**WHAT YOU WILL DO**. Read the material below and count the lines holding the string "Westchester". Give that count with nothing added.

**AVAILABLE DATA**.
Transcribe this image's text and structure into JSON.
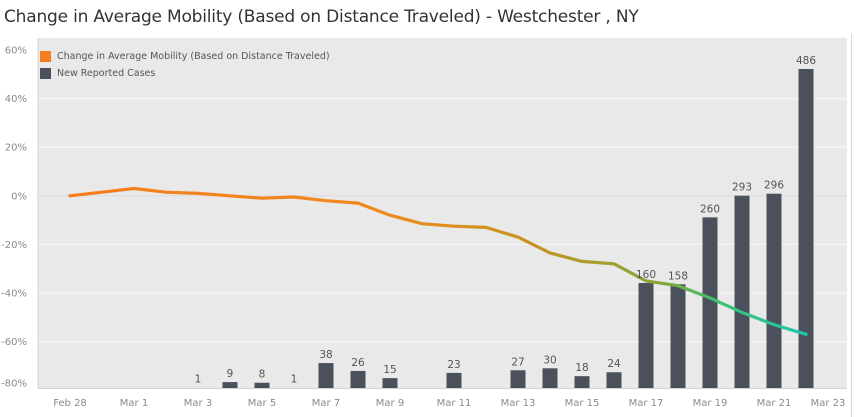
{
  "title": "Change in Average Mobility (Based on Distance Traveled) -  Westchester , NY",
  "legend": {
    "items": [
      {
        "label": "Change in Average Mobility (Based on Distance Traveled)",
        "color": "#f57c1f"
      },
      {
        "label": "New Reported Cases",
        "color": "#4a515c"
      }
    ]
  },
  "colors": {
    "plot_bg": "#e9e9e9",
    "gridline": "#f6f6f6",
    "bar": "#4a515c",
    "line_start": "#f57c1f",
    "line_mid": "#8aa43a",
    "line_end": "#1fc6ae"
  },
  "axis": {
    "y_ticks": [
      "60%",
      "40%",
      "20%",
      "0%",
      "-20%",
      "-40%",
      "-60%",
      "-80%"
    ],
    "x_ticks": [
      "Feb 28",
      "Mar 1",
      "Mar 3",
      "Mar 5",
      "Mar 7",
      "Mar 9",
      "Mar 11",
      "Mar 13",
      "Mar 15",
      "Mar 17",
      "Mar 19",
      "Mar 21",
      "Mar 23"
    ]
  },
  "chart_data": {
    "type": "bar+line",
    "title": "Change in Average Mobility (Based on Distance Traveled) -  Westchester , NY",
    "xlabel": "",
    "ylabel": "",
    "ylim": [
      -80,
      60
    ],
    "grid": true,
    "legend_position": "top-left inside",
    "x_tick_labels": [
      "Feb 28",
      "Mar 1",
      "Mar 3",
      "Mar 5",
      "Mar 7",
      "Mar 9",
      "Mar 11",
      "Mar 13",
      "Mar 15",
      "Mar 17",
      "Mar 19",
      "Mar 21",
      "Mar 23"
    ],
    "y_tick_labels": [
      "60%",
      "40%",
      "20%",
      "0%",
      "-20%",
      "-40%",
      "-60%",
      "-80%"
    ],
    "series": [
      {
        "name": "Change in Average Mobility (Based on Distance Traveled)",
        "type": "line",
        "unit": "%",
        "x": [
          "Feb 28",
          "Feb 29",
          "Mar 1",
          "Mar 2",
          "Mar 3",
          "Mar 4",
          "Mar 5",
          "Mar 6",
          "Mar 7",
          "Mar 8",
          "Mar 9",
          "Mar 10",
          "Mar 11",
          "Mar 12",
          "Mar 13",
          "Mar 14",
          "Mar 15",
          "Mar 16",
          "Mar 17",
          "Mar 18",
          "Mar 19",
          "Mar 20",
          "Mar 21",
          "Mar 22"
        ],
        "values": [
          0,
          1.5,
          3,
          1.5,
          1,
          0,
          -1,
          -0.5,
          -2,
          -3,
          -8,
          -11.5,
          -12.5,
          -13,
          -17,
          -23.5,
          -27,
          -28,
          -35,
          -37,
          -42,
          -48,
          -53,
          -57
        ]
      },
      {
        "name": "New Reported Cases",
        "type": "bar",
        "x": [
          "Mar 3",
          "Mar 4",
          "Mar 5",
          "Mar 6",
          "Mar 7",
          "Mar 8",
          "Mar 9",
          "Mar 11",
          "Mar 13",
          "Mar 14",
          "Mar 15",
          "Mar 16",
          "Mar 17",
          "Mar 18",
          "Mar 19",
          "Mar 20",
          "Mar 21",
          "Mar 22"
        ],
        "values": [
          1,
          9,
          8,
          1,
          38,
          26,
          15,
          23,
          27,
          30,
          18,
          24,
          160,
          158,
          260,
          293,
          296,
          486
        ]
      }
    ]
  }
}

...

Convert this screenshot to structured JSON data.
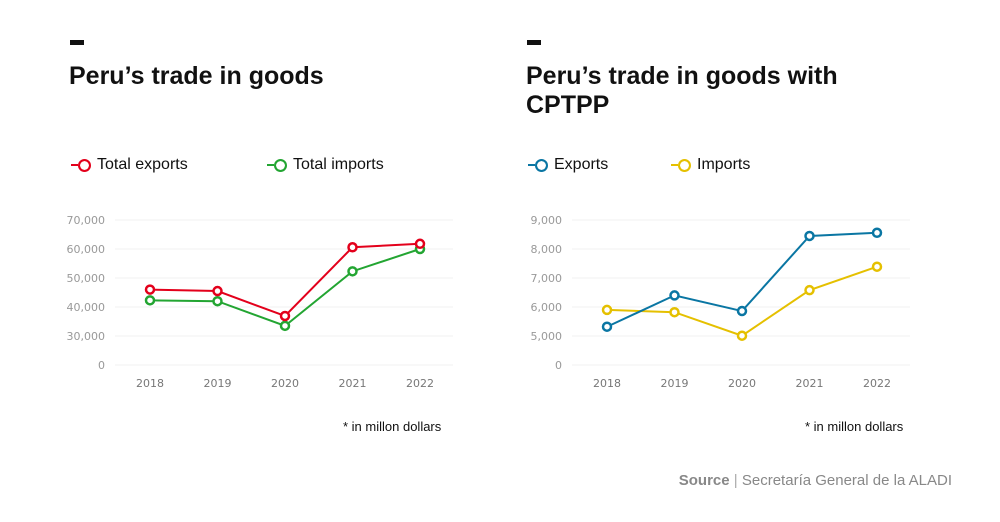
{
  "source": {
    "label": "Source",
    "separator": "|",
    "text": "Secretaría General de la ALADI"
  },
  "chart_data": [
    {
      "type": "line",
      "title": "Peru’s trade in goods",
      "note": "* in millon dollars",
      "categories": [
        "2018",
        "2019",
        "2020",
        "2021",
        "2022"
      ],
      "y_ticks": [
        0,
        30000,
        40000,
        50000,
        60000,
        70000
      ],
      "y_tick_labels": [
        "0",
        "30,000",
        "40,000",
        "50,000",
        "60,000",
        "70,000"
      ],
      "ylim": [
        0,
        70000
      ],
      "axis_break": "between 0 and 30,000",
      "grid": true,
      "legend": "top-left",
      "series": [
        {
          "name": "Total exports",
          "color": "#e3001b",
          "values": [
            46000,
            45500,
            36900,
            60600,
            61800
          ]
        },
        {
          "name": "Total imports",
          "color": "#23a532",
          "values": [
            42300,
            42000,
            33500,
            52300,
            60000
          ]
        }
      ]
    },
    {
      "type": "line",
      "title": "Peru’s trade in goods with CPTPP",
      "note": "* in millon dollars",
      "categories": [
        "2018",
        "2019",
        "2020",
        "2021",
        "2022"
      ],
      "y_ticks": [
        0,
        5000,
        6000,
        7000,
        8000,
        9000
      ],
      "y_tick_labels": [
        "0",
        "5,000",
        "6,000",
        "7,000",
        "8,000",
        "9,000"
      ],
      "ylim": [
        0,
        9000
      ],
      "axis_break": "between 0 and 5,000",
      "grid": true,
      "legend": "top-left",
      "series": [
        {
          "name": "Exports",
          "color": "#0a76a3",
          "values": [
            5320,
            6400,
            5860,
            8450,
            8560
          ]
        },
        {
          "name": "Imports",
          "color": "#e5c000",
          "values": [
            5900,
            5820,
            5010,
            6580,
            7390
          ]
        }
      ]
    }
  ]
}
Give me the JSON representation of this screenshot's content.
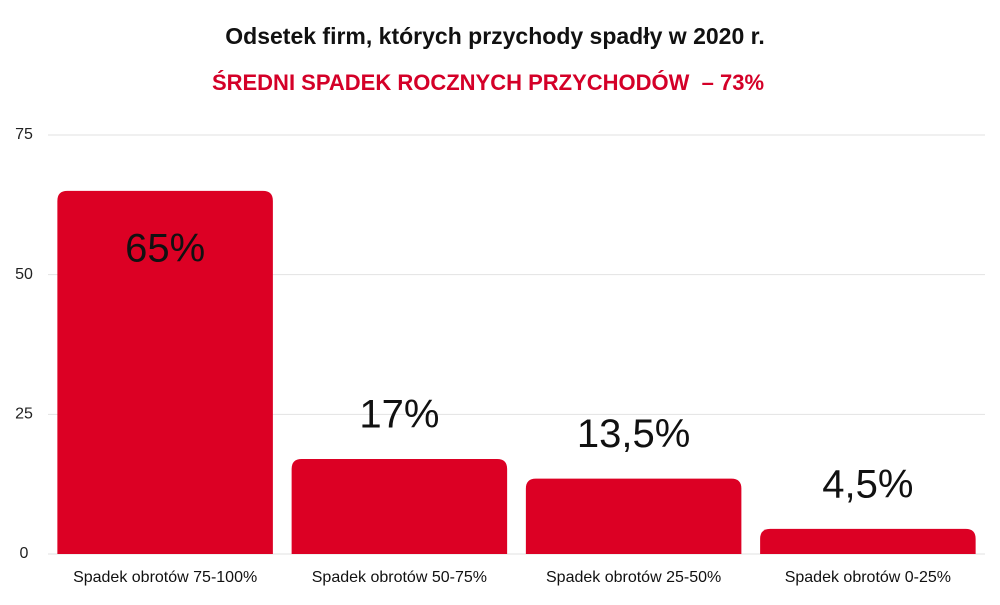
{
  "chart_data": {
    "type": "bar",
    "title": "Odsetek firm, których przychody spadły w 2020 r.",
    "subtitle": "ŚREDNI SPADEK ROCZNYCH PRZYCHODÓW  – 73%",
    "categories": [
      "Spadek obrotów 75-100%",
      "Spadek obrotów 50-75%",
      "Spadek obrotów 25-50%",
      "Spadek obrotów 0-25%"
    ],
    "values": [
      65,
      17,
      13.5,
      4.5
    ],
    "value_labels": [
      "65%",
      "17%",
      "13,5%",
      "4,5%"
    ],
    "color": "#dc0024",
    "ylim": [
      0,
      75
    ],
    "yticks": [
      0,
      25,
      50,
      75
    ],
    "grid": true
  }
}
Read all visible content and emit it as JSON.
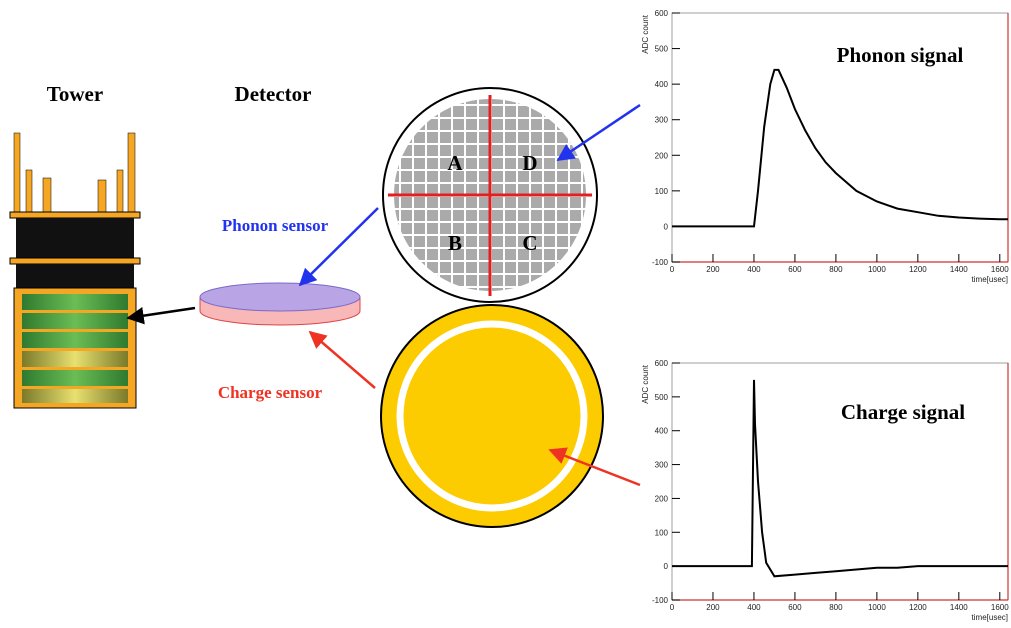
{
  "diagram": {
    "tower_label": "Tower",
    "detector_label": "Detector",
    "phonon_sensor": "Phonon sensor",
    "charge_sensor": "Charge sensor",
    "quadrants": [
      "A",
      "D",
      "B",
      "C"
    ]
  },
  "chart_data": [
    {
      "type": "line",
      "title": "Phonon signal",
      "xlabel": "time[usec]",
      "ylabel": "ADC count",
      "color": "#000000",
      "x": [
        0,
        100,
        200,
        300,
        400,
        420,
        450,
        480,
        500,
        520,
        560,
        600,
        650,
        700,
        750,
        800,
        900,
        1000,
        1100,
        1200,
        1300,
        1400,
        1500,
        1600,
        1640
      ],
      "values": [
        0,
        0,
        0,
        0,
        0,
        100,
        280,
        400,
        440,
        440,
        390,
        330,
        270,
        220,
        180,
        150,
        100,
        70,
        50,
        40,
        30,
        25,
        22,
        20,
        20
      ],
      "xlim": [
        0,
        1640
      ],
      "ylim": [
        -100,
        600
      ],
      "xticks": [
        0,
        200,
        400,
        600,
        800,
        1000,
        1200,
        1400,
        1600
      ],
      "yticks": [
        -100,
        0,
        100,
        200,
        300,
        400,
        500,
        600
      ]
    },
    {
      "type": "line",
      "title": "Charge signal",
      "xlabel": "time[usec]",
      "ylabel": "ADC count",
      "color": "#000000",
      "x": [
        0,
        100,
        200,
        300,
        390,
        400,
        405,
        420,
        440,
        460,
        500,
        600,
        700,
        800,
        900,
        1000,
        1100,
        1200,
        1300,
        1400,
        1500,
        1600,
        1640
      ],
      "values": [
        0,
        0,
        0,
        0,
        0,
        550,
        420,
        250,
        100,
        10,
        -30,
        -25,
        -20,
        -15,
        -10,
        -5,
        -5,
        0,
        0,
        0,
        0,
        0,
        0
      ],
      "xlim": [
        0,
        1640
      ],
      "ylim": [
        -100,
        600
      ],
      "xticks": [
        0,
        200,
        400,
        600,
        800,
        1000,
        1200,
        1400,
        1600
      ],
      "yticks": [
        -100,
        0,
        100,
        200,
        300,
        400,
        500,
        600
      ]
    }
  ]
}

**SOLUTION TO THIS PROBLEM**. 2